◆ **INSTRUCTIONS TO FOLLOW**
Report every line of the records that contains the word "made".

Page records with their text:

== Segment start ==

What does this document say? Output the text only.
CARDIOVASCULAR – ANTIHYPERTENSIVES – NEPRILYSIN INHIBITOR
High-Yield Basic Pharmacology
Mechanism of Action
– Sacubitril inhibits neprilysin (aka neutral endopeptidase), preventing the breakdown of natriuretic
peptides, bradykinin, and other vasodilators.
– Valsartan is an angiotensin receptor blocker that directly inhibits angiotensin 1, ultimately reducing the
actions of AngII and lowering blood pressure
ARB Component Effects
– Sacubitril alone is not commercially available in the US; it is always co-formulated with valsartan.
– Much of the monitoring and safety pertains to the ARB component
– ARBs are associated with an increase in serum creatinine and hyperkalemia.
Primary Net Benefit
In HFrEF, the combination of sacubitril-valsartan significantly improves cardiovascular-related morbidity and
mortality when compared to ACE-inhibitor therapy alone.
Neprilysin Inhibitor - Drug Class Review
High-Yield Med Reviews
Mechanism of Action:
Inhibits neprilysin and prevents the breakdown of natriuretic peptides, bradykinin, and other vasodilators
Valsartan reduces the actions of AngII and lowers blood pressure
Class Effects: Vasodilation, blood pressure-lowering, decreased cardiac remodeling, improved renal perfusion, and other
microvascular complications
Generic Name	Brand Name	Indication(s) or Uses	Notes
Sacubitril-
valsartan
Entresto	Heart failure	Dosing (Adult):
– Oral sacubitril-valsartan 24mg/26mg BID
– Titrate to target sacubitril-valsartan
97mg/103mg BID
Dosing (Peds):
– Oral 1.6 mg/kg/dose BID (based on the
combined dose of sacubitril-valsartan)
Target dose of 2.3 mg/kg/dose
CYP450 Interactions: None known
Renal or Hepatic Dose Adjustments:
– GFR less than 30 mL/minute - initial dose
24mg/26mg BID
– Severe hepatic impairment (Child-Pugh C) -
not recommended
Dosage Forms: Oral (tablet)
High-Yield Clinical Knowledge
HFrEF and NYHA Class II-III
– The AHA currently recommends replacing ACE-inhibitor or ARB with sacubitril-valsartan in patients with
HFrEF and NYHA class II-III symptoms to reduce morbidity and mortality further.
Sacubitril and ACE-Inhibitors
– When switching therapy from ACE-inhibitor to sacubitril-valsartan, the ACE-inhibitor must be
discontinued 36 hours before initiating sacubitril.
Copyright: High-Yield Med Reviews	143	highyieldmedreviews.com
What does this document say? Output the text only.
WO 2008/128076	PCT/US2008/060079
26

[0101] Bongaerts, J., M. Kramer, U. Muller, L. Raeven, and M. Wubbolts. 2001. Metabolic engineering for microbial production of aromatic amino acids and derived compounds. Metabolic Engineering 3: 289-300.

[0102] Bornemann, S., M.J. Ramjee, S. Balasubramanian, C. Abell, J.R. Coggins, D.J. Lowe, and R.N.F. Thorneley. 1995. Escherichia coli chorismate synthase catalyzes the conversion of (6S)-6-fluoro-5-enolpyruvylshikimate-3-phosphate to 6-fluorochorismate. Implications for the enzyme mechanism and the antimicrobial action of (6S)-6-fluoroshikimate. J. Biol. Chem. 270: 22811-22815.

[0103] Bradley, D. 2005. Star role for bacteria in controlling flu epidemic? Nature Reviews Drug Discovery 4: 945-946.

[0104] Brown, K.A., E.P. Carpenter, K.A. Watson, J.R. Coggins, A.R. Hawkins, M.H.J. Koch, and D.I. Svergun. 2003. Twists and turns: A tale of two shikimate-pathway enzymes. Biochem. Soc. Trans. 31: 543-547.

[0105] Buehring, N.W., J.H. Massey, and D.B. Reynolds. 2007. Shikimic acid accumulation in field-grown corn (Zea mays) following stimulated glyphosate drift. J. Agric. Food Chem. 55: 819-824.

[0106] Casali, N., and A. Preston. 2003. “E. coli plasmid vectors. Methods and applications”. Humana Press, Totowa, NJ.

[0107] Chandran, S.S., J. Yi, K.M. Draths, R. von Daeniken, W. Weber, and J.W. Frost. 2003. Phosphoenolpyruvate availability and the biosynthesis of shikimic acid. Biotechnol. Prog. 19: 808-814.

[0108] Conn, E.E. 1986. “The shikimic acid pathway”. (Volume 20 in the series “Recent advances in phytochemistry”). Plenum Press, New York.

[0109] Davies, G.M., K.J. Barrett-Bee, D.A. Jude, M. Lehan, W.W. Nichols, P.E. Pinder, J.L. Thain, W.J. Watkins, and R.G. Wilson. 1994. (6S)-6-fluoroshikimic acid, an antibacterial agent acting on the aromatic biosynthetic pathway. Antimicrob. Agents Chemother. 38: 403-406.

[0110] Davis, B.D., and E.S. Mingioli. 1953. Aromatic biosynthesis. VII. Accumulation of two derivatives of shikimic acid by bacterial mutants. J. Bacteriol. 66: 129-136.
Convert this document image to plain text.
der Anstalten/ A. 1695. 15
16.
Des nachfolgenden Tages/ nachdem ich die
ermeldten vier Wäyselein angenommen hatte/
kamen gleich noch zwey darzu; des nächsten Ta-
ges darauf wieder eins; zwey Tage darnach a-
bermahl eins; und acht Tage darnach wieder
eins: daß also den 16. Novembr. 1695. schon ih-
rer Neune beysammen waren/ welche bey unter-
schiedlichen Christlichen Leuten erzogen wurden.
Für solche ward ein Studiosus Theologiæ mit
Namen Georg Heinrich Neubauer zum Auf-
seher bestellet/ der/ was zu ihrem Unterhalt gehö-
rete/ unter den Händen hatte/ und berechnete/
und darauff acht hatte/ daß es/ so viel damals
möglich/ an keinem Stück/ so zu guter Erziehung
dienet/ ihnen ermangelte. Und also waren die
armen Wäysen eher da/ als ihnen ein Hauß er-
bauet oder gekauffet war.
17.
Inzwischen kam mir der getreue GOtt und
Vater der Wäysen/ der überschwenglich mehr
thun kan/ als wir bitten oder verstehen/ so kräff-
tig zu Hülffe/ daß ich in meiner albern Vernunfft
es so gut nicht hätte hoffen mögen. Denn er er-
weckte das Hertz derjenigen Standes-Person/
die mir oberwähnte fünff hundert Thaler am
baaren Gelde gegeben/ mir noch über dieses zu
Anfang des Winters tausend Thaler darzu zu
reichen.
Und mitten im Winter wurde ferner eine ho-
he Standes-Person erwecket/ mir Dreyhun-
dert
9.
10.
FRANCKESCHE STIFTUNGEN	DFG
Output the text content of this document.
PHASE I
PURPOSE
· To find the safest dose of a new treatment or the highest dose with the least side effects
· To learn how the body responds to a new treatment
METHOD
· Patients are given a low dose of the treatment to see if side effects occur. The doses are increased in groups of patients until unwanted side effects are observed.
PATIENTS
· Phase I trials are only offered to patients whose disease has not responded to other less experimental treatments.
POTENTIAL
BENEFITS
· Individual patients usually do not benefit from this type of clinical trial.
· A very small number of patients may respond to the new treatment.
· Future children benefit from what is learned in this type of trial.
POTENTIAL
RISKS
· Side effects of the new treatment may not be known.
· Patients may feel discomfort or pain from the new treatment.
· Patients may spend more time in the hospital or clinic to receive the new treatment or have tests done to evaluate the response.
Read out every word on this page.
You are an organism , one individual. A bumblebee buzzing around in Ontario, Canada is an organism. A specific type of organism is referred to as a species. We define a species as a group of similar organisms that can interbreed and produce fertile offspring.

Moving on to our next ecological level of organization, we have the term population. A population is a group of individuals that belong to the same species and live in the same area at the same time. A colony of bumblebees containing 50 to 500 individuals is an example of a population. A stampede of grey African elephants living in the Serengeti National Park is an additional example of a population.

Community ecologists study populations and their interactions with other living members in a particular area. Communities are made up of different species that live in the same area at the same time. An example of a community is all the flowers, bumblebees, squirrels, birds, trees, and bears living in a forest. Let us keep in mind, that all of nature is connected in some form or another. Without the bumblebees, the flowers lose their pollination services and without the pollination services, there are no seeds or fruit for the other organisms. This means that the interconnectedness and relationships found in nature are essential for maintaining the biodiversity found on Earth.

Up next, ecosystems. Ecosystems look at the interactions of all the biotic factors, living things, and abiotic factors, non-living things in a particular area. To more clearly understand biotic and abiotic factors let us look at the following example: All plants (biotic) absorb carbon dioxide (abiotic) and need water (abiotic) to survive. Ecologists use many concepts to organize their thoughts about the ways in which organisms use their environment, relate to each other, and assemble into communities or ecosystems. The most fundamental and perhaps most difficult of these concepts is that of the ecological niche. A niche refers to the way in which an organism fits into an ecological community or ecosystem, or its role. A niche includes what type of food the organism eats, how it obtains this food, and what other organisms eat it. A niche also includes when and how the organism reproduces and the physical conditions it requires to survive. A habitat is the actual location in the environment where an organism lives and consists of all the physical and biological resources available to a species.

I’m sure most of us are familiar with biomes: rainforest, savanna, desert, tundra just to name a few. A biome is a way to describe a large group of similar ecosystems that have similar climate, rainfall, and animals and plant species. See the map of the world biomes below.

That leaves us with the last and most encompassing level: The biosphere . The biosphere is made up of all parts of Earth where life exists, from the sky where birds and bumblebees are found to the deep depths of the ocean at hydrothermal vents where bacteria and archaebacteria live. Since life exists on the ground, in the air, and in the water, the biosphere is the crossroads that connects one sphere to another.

== Segment end ==

◆ **EXPECTED ANSWER**
Community ecologists study populations and their interactions with other living members in a particular area. Communities are made up of different species that live in the same area at the same time. An example of a community is all the flowers, bumblebees, squirrels, birds, trees, and bears living in a forest. Let us keep in mind, that all of nature is connected in some form or another. Without the bumblebees, the flowers lose their pollination services and without the pollination services, there are no seeds or fruit for the other organisms. This means that the interconnectedness and relationships found in nature are essential for maintaining the biodiversity found on Earth.
That leaves us with the last and most encompassing level: The biosphere . The biosphere is made up of all parts of Earth where life exists, from the sky where birds and bumblebees are found to the deep depths of the ocean at hydrothermal vents where bacteria and archaebacteria live. Since life exists on the ground, in the air, and in the water, the biosphere is the crossroads that connects one sphere to another.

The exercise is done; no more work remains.